___ SUPPLIED DATA
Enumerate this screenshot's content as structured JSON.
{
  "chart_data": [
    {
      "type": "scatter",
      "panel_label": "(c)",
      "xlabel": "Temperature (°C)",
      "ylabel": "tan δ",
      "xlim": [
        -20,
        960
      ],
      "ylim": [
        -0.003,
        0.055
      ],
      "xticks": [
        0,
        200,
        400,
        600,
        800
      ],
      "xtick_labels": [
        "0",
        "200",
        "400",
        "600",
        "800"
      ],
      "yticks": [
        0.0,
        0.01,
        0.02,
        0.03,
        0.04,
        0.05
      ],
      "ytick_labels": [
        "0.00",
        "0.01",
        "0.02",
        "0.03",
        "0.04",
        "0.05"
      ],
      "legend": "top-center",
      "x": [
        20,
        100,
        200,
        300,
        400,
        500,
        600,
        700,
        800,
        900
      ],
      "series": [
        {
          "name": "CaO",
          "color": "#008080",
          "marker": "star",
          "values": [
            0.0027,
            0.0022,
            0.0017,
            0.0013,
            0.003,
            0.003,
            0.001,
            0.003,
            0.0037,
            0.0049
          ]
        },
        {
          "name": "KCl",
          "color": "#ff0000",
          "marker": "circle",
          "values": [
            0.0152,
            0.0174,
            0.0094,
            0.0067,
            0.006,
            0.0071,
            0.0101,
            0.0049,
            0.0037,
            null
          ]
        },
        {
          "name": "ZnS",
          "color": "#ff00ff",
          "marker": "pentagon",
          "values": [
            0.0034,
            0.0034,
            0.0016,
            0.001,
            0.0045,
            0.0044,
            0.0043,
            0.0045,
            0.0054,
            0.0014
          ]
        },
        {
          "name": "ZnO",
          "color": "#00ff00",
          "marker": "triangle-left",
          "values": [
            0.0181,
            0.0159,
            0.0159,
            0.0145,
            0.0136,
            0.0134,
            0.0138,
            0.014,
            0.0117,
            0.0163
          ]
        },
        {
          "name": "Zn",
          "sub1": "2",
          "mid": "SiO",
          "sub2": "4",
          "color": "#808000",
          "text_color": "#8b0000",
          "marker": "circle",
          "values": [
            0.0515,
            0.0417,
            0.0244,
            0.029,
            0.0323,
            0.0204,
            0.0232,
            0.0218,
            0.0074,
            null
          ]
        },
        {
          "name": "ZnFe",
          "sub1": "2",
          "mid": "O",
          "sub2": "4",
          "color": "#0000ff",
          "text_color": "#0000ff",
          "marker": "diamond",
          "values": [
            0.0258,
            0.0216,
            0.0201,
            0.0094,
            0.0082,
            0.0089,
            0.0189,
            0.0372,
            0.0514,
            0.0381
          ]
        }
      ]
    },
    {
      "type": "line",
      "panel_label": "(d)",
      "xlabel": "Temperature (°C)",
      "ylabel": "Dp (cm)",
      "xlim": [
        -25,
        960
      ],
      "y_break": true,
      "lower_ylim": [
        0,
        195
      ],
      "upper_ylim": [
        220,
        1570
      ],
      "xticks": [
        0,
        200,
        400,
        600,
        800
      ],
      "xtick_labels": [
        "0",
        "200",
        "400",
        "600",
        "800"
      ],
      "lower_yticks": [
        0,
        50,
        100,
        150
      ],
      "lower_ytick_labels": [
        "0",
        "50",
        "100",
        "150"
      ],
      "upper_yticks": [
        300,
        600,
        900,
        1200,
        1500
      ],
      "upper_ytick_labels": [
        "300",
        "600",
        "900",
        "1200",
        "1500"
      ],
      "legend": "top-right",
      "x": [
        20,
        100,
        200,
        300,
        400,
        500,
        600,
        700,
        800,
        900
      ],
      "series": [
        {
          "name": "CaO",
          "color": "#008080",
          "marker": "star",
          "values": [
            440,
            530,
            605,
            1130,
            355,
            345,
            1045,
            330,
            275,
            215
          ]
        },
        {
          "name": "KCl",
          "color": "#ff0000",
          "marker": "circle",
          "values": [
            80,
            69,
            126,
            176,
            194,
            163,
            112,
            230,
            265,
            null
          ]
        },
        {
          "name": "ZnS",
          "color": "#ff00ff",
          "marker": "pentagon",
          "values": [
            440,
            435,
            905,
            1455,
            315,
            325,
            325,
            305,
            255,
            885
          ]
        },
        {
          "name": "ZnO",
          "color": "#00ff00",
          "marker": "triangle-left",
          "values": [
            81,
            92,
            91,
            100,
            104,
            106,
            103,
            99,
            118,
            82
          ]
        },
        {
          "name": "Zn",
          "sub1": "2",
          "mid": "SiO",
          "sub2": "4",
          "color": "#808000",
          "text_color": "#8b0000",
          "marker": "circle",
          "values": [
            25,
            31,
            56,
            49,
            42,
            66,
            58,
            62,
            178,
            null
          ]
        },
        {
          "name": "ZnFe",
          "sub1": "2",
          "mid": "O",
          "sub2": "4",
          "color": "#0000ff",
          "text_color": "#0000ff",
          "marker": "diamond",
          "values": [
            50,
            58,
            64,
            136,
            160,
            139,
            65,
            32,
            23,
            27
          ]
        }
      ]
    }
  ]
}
______
___ SUPPLIED DATA
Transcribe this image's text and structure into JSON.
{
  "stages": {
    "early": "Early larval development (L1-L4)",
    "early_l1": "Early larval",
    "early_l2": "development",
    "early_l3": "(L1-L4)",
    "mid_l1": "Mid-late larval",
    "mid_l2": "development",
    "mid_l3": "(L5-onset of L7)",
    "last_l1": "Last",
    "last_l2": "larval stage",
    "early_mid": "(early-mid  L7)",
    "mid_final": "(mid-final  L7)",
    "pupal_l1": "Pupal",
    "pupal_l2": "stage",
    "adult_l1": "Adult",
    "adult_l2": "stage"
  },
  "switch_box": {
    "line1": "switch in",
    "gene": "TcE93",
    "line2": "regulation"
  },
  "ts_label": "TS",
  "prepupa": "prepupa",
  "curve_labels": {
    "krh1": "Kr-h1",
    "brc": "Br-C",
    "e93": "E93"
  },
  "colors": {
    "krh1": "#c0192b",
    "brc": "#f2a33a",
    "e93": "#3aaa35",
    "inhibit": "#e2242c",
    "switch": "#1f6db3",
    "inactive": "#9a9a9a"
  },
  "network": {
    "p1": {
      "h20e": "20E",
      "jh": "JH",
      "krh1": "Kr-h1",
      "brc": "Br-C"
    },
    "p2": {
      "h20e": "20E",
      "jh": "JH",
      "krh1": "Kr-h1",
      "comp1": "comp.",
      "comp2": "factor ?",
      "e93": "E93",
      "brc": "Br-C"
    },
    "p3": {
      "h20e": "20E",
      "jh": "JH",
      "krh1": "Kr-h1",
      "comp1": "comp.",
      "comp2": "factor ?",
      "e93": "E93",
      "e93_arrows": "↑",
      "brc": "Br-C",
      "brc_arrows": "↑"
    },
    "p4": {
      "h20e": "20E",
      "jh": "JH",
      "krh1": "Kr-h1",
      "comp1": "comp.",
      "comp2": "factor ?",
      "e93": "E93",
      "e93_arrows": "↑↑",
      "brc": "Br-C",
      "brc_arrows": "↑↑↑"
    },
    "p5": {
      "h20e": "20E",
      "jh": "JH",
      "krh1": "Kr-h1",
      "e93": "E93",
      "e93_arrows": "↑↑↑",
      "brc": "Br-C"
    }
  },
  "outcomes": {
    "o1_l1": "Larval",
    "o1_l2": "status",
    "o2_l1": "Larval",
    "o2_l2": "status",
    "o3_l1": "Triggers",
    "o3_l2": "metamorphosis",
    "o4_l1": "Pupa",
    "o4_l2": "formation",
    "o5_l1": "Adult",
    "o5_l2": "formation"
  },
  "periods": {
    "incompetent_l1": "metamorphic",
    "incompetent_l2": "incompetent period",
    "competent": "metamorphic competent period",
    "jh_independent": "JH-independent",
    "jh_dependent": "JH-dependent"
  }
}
______
WHAT TO DO: Report each line in the preceding entries that holds the string "metamorphic".

SOLVED EXERCISE:
    "incompetent_l1": "metamorphic",
    "competent": "metamorphic competent period",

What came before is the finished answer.